§ **INSTRUCTIONS TO FOLLOW**:
Search the records for "JSON" and copy each line that holds it.

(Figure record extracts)
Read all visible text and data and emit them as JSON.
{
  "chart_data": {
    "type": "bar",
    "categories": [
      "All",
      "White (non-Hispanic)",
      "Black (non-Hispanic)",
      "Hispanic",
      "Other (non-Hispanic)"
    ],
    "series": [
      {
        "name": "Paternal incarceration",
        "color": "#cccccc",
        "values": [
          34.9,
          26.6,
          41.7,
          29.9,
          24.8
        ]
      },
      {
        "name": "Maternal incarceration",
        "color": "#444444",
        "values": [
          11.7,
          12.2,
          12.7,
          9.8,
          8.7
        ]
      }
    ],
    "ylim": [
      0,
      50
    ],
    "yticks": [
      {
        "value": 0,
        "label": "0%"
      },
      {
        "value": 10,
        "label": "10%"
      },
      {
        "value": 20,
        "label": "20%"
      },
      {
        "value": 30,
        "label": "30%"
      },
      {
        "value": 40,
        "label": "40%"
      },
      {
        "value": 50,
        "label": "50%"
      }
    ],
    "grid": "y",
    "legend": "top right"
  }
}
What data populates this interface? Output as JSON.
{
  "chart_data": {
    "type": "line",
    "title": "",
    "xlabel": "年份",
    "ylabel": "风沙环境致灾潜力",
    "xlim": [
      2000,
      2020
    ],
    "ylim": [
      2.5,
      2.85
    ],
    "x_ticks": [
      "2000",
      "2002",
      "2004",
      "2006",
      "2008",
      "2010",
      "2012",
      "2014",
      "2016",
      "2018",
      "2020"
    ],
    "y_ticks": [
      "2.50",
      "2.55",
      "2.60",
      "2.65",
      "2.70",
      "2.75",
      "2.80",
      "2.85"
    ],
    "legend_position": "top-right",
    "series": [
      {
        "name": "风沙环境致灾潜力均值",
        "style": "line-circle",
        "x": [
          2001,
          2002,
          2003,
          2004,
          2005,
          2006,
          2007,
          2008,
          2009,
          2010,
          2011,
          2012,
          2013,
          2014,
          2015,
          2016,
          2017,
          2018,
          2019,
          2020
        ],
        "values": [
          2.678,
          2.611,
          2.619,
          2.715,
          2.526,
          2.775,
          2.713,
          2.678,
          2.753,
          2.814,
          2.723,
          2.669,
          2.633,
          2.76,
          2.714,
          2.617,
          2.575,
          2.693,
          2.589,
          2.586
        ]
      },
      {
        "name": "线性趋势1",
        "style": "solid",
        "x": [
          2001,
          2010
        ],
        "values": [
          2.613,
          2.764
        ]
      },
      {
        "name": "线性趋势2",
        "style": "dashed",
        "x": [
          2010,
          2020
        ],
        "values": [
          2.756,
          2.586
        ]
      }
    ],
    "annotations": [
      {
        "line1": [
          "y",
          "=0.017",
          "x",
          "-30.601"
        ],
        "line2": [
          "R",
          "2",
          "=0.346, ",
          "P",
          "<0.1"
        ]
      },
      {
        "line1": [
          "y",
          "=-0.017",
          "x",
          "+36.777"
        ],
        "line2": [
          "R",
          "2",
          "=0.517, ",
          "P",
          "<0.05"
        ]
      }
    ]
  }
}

§ **ANSWER FOR THE TASK**:
Read all visible text and data and emit them as JSON.
What data populates this interface? Output as JSON.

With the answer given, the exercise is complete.